Problem requirements
Pictures aside, quote the whole listing exactly.

Task input

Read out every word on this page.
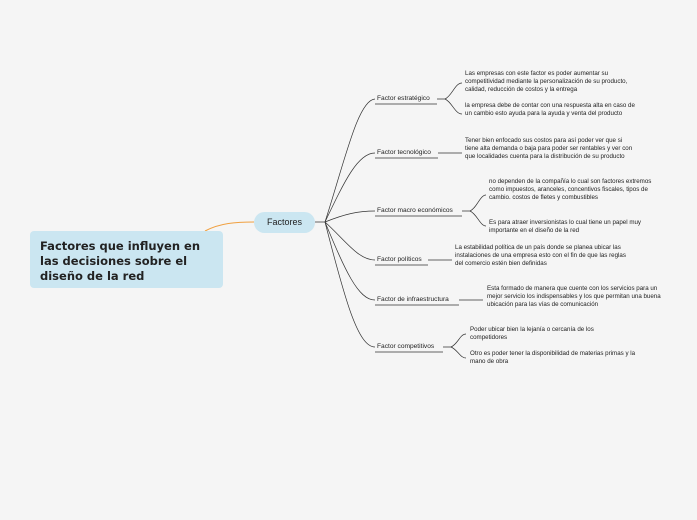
Factores que influyen en las decisiones sobre el diseño de la red
Factores
Factor estratégico
Factor tecnológico
Factor macro económicos
Factor políticos
Factor de infraestructura
Factor competitivos
Las empresas con este factor es poder aumentar su competitividad mediante la personalización de su producto, calidad, reducción de costos y la entrega
la empresa debe de contar con una respuesta alta en caso de un cambio esto ayuda para la ayuda y venta del producto
Tener bien enfocado sus costos para así poder ver que si tiene alta demanda o baja para poder ser rentables y ver con que localidades cuenta para la distribución de su producto
no dependen de la compañía lo cual son factores extremos como impuestos, aranceles, concentivos fiscales, tipos de cambio. costos de fletes y combustibles
Es para atraer inversionistas lo cual tiene un papel muy importante en el diseño de la red
La estabilidad política de un país donde se planea ubicar las instalaciones de una empresa esto con el fin de que las reglas del comercio estén bien definidas
Esta formado de manera que cuente con los servicios para un mejor servicio los indispensables y los que permitan una buena ubicación para las vías de comunicación
Poder ubicar bien la lejanía o cercanía de los competidores
Otro es poder tener la disponibilidad de materias primas y la mano de obra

Answer to this problem
Read out every word on this page.
Factores que influyen en las decisiones sobre el diseño de la red
Factores
Factor estratégico
Factor tecnológico
Factor macro económicos
Factor políticos
Factor de infraestructura
Factor competitivos
Las empresas con este factor es poder aumentar su competitividad mediante la personalización de su producto, calidad, reducción de costos y la entrega
la empresa debe de contar con una respuesta alta en caso de un cambio esto ayuda para la ayuda y venta del producto
Tener bien enfocado sus costos para así poder ver que si tiene alta demanda o baja para poder ser rentables y ver con que localidades cuenta para la distribución de su producto
no dependen de la compañía lo cual son factores extremos como impuestos, aranceles, concentivos fiscales, tipos de cambio. costos de fletes y combustibles
Es para atraer inversionistas lo cual tiene un papel muy importante en el diseño de la red
La estabilidad política de un país donde se planea ubicar las instalaciones de una empresa esto con el fin de que las reglas del comercio estén bien definidas
Esta formado de manera que cuente con los servicios para un mejor servicio los indispensables y los que permitan una buena ubicación para las vías de comunicación
Poder ubicar bien la lejanía o cercanía de los competidores
Otro es poder tener la disponibilidad de materias primas y la mano de obra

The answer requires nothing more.